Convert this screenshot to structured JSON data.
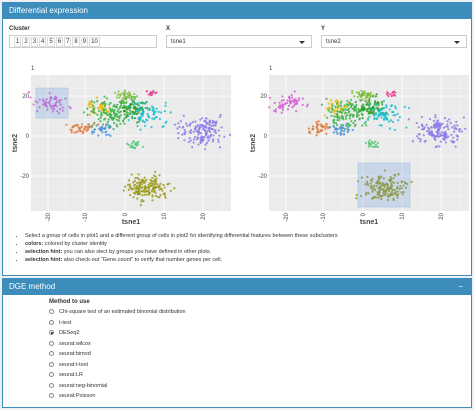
{
  "header": {
    "title": "Differential expression"
  },
  "controls": {
    "cluster_label": "Cluster",
    "clusters": [
      "1",
      "2",
      "3",
      "4",
      "5",
      "6",
      "7",
      "8",
      "9",
      "10"
    ],
    "x_label": "X",
    "x_value": "tsne1",
    "y_label": "Y",
    "y_value": "tsne2"
  },
  "plots": [
    {
      "title": "1",
      "xlabel": "tsne1",
      "ylabel": "tsne2",
      "xticks": [
        "-20",
        "-10",
        "0",
        "10",
        "20"
      ],
      "yticks": [
        "20",
        "0",
        "-20"
      ]
    },
    {
      "title": "1",
      "xlabel": "tsne1",
      "ylabel": "tsne2",
      "xticks": [
        "-20",
        "-10",
        "0",
        "10",
        "20"
      ],
      "yticks": [
        "20",
        "0",
        "-20"
      ]
    }
  ],
  "notes": [
    {
      "bold": "",
      "text": "Select a group of cells in plot1 and a different group of cells in plot2 for identifying differential features between these subclusters"
    },
    {
      "bold": "colors:",
      "text": " colored by cluster identity"
    },
    {
      "bold": "selection hint:",
      "text": " you can also slect by groups you have defined in other plots."
    },
    {
      "bold": "selection hint:",
      "text": " also check-out \"Gene.count\" to verify that number genes per cell."
    }
  ],
  "dge": {
    "title": "DGE method",
    "collapse": "−",
    "label": "Method to use",
    "options": [
      "Chi-square test of an estimated binomial distribution",
      "t-test",
      "DESeq2",
      "seurat:wilcox",
      "seurat:bimod",
      "seurat:t-test",
      "seurat:LR",
      "seurat:neg-binomial",
      "seurat:Poisson"
    ]
  }
}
· · · · · · ·
--- What you need to do ---
Each entry above is to be written out exactly. The pictures stay out.

--- Solution for this problem ---
Convert this screenshot to structured JSON data.
{
  "header": {
    "title": "Differential expression"
  },
  "controls": {
    "cluster_label": "Cluster",
    "clusters": [
      "1",
      "2",
      "3",
      "4",
      "5",
      "6",
      "7",
      "8",
      "9",
      "10"
    ],
    "x_label": "X",
    "x_value": "tsne1",
    "y_label": "Y",
    "y_value": "tsne2"
  },
  "plots": [
    {
      "title": "1",
      "xlabel": "tsne1",
      "ylabel": "tsne2",
      "xticks": [
        "-20",
        "-10",
        "0",
        "10",
        "20"
      ],
      "yticks": [
        "20",
        "0",
        "-20"
      ]
    },
    {
      "title": "1",
      "xlabel": "tsne1",
      "ylabel": "tsne2",
      "xticks": [
        "-20",
        "-10",
        "0",
        "10",
        "20"
      ],
      "yticks": [
        "20",
        "0",
        "-20"
      ]
    }
  ],
  "notes": [
    {
      "bold": "",
      "text": "Select a group of cells in plot1 and a different group of cells in plot2 for identifying differential features between these subclusters"
    },
    {
      "bold": "colors:",
      "text": " colored by cluster identity"
    },
    {
      "bold": "selection hint:",
      "text": " you can also slect by groups you have defined in other plots."
    },
    {
      "bold": "selection hint:",
      "text": " also check-out \"Gene.count\" to verify that number genes per cell."
    }
  ],
  "dge": {
    "title": "DGE method",
    "collapse": "−",
    "label": "Method to use",
    "options": [
      "Chi-square test of an estimated binomial distribution",
      "t-test",
      "DESeq2",
      "seurat:wilcox",
      "seurat:bimod",
      "seurat:t-test",
      "seurat:LR",
      "seurat:neg-binomial",
      "seurat:Poisson"
    ]
  }
}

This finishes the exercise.